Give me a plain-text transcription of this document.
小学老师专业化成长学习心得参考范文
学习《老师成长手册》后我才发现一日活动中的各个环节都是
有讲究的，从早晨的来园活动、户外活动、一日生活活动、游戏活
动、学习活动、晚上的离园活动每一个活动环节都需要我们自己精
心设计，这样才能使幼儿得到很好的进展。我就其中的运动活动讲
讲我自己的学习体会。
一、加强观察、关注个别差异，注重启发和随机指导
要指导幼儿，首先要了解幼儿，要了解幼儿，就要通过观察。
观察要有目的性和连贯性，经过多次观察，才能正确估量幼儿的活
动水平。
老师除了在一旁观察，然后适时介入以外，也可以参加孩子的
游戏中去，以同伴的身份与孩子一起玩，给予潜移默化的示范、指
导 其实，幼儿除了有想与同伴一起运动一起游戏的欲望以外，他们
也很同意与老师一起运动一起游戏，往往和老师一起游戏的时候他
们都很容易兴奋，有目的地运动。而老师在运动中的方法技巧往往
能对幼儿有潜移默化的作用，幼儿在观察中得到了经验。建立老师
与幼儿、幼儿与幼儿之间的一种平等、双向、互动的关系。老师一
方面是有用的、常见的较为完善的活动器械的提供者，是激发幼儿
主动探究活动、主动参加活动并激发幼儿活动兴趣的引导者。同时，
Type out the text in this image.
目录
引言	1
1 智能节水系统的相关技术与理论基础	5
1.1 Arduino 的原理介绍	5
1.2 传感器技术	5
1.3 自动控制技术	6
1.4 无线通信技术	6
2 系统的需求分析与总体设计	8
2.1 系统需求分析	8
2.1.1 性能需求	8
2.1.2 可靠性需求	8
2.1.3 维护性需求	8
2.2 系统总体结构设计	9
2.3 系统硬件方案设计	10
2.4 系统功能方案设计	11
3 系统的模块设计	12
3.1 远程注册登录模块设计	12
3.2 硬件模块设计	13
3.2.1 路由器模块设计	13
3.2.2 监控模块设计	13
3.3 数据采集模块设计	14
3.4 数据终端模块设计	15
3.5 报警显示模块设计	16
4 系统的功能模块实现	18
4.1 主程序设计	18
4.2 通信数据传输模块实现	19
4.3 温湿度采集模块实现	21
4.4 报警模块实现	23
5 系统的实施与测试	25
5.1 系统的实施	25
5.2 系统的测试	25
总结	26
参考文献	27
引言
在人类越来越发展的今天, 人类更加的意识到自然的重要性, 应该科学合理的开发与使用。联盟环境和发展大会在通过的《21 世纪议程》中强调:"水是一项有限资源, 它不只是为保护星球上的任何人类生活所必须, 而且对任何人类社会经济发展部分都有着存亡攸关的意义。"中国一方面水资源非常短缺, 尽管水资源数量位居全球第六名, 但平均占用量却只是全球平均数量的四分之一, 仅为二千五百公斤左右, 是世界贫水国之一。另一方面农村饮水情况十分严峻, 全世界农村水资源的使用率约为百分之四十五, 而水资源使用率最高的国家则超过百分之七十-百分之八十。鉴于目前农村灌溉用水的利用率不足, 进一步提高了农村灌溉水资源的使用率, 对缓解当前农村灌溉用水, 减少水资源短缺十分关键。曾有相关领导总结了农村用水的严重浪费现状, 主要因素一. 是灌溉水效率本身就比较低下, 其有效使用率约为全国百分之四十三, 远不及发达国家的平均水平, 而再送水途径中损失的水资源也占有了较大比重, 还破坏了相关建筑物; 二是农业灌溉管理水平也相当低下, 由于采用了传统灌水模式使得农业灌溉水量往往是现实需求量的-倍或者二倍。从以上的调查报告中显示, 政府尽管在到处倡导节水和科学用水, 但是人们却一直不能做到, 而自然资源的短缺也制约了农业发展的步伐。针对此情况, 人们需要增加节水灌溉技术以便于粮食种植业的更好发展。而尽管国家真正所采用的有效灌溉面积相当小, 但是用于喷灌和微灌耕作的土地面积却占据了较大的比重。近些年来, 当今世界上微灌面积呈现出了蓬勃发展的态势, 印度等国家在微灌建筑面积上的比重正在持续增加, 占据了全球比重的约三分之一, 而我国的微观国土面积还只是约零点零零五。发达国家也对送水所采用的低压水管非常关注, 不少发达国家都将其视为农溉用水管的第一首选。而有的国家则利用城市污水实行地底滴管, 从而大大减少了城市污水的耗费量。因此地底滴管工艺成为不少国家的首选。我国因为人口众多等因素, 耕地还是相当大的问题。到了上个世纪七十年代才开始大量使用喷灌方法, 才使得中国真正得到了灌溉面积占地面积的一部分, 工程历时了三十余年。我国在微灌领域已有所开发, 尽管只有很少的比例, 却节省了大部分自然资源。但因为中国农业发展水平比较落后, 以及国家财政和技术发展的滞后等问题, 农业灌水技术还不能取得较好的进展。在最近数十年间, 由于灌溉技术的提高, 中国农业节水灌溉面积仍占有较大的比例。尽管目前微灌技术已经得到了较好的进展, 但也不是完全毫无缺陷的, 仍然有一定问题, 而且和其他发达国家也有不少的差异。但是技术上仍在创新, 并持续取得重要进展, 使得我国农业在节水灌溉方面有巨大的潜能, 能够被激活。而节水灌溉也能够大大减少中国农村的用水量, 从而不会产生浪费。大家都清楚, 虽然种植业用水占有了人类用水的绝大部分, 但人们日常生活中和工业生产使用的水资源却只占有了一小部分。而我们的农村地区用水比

········

What is needed ▸ Please restate the data word for word, every record included.

Written solution ▸
Give me a plain-text transcription of this document.
小学老师专业化成长学习心得参考范文
学习《老师成长手册》后我才发现一日活动中的各个环节都是
有讲究的，从早晨的来园活动、户外活动、一日生活活动、游戏活
动、学习活动、晚上的离园活动每一个活动环节都需要我们自己精
心设计，这样才能使幼儿得到很好的进展。我就其中的运动活动讲
讲我自己的学习体会。
一、加强观察、关注个别差异，注重启发和随机指导
要指导幼儿，首先要了解幼儿，要了解幼儿，就要通过观察。
观察要有目的性和连贯性，经过多次观察，才能正确估量幼儿的活
动水平。
老师除了在一旁观察，然后适时介入以外，也可以参加孩子的
游戏中去，以同伴的身份与孩子一起玩，给予潜移默化的示范、指
导 其实，幼儿除了有想与同伴一起运动一起游戏的欲望以外，他们
也很同意与老师一起运动一起游戏，往往和老师一起游戏的时候他
们都很容易兴奋，有目的地运动。而老师在运动中的方法技巧往往
能对幼儿有潜移默化的作用，幼儿在观察中得到了经验。建立老师
与幼儿、幼儿与幼儿之间的一种平等、双向、互动的关系。老师一
方面是有用的、常见的较为完善的活动器械的提供者，是激发幼儿
主动探究活动、主动参加活动并激发幼儿活动兴趣的引导者。同时，
Type out the text in this image.
目录
引言	1
1 智能节水系统的相关技术与理论基础	5
1.1 Arduino 的原理介绍	5
1.2 传感器技术	5
1.3 自动控制技术	6
1.4 无线通信技术	6
2 系统的需求分析与总体设计	8
2.1 系统需求分析	8
2.1.1 性能需求	8
2.1.2 可靠性需求	8
2.1.3 维护性需求	8
2.2 系统总体结构设计	9
2.3 系统硬件方案设计	10
2.4 系统功能方案设计	11
3 系统的模块设计	12
3.1 远程注册登录模块设计	12
3.2 硬件模块设计	13
3.2.1 路由器模块设计	13
3.2.2 监控模块设计	13
3.3 数据采集模块设计	14
3.4 数据终端模块设计	15
3.5 报警显示模块设计	16
4 系统的功能模块实现	18
4.1 主程序设计	18
4.2 通信数据传输模块实现	19
4.3 温湿度采集模块实现	21
4.4 报警模块实现	23
5 系统的实施与测试	25
5.1 系统的实施	25
5.2 系统的测试	25
总结	26
参考文献	27
引言
在人类越来越发展的今天, 人类更加的意识到自然的重要性, 应该科学合理的开发与使用。联盟环境和发展大会在通过的《21 世纪议程》中强调:"水是一项有限资源, 它不只是为保护星球上的任何人类生活所必须, 而且对任何人类社会经济发展部分都有着存亡攸关的意义。"中国一方面水资源非常短缺, 尽管水资源数量位居全球第六名, 但平均占用量却只是全球平均数量的四分之一, 仅为二千五百公斤左右, 是世界贫水国之一。另一方面农村饮水情况十分严峻, 全世界农村水资源的使用率约为百分之四十五, 而水资源使用率最高的国家则超过百分之七十-百分之八十。鉴于目前农村灌溉用水的利用率不足, 进一步提高了农村灌溉水资源的使用率, 对缓解当前农村灌溉用水, 减少水资源短缺十分关键。曾有相关领导总结了农村用水的严重浪费现状, 主要因素一. 是灌溉水效率本身就比较低下, 其有效使用率约为全国百分之四十三, 远不及发达国家的平均水平, 而再送水途径中损失的水资源也占有了较大比重, 还破坏了相关建筑物; 二是农业灌溉管理水平也相当低下, 由于采用了传统灌水模式使得农业灌溉水量往往是现实需求量的-倍或者二倍。从以上的调查报告中显示, 政府尽管在到处倡导节水和科学用水, 但是人们却一直不能做到, 而自然资源的短缺也制约了农业发展的步伐。针对此情况, 人们需要增加节水灌溉技术以便于粮食种植业的更好发展。而尽管国家真正所采用的有效灌溉面积相当小, 但是用于喷灌和微灌耕作的土地面积却占据了较大的比重。近些年来, 当今世界上微灌面积呈现出了蓬勃发展的态势, 印度等国家在微灌建筑面积上的比重正在持续增加, 占据了全球比重的约三分之一, 而我国的微观国土面积还只是约零点零零五。发达国家也对送水所采用的低压水管非常关注, 不少发达国家都将其视为农溉用水管的第一首选。而有的国家则利用城市污水实行地底滴管, 从而大大减少了城市污水的耗费量。因此地底滴管工艺成为不少国家的首选。我国因为人口众多等因素, 耕地还是相当大的问题。到了上个世纪七十年代才开始大量使用喷灌方法, 才使得中国真正得到了灌溉面积占地面积的一部分, 工程历时了三十余年。我国在微灌领域已有所开发, 尽管只有很少的比例, 却节省了大部分自然资源。但因为中国农业发展水平比较落后, 以及国家财政和技术发展的滞后等问题, 农业灌水技术还不能取得较好的进展。在最近数十年间, 由于灌溉技术的提高, 中国农业节水灌溉面积仍占有较大的比例。尽管目前微灌技术已经得到了较好的进展, 但也不是完全毫无缺陷的, 仍然有一定问题, 而且和其他发达国家也有不少的差异。但是技术上仍在创新, 并持续取得重要进展, 使得我国农业在节水灌溉方面有巨大的潜能, 能够被激活。而节水灌溉也能够大大减少中国农村的用水量, 从而不会产生浪费。大家都清楚, 虽然种植业用水占有了人类用水的绝大部分, 但人们日常生活中和工业生产使用的水资源却只占有了一小部分。而我们的农村地区用水比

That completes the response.